**Your instructions**.
Quote every line below exactly and skip any picture.

**The records**.
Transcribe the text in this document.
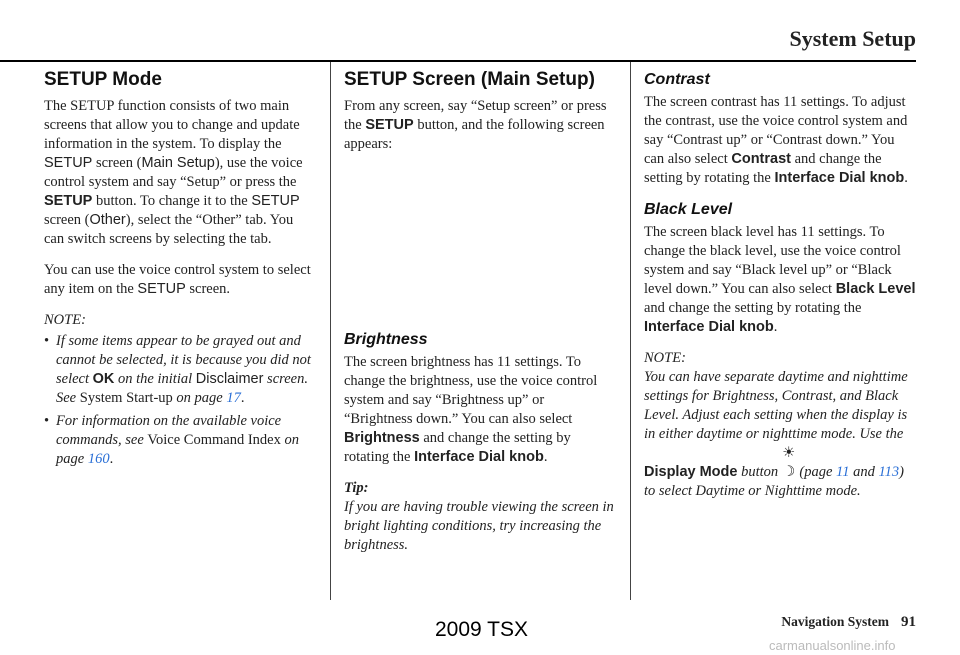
System Setup
SETUP Mode

The SETUP function consists of two main screens that allow you to change and update information in the system. To display the SETUP screen (Main Setup), use the voice control system and say “Setup” or press the SETUP button. To change it to the SETUP screen (Other), select the “Other” tab. You can switch screens by selecting the tab.

You can use the voice control system to select any item on the SETUP screen.

NOTE:
• If some items appear to be grayed out and cannot be selected, it is because you did not select OK on the initial Disclaimer screen. See System Start-up on page 17.
• For information on the available voice commands, see Voice Command Index on page 160.
SETUP Screen (Main Setup)

From any screen, say “Setup screen” or press the SETUP button, and the following screen appears:

Brightness

The screen brightness has 11 settings. To change the brightness, use the voice control system and say “Brightness up” or “Brightness down.” You can also select Brightness and change the setting by rotating the Interface Dial knob.

Tip:

If you are having trouble viewing the screen in bright lighting conditions, try increasing the brightness.

Contrast

The screen contrast has 11 settings. To adjust the contrast, use the voice control system and say “Contrast up” or “Contrast down.” You can also select Contrast and change the setting by rotating the Interface Dial knob.

Black Level

The screen black level has 11 settings. To change the black level, use the voice control system and say “Black level up” or “Black level down.” You can also select Black Level and change the setting by rotating the Interface Dial knob.

NOTE:

You can have separate daytime and nighttime settings for Brightness, Contrast, and Black Level. Adjust each setting when the display is in either daytime or nighttime mode. Use the Display Mode button ☀ ☽ (page 11 and 113) to select Daytime or Nighttime mode.

Navigation System 91
2009 TSX
carmanualsonline.info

**Expected answer**.
Transcribe the text in this document.
System Setup
SETUP Mode

The SETUP function consists of two main screens that allow you to change and update information in the system. To display the SETUP screen (Main Setup), use the voice control system and say “Setup” or press the SETUP button. To change it to the SETUP screen (Other), select the “Other” tab. You can switch screens by selecting the tab.

You can use the voice control system to select any item on the SETUP screen.

NOTE:
• If some items appear to be grayed out and cannot be selected, it is because you did not select OK on the initial Disclaimer screen. See System Start-up on page 17.
• For information on the available voice commands, see Voice Command Index on page 160.
SETUP Screen (Main Setup)

From any screen, say “Setup screen” or press the SETUP button, and the following screen appears:

Brightness

The screen brightness has 11 settings. To change the brightness, use the voice control system and say “Brightness up” or “Brightness down.” You can also select Brightness and change the setting by rotating the Interface Dial knob.

Tip:

If you are having trouble viewing the screen in bright lighting conditions, try increasing the brightness.

Contrast

The screen contrast has 11 settings. To adjust the contrast, use the voice control system and say “Contrast up” or “Contrast down.” You can also select Contrast and change the setting by rotating the Interface Dial knob.

Black Level

The screen black level has 11 settings. To change the black level, use the voice control system and say “Black level up” or “Black level down.” You can also select Black Level and change the setting by rotating the Interface Dial knob.

NOTE:

You can have separate daytime and nighttime settings for Brightness, Contrast, and Black Level. Adjust each setting when the display is in either daytime or nighttime mode. Use the Display Mode button ☀ ☽ (page 11 and 113) to select Daytime or Nighttime mode.

Navigation System 91
2009 TSX
carmanualsonline.info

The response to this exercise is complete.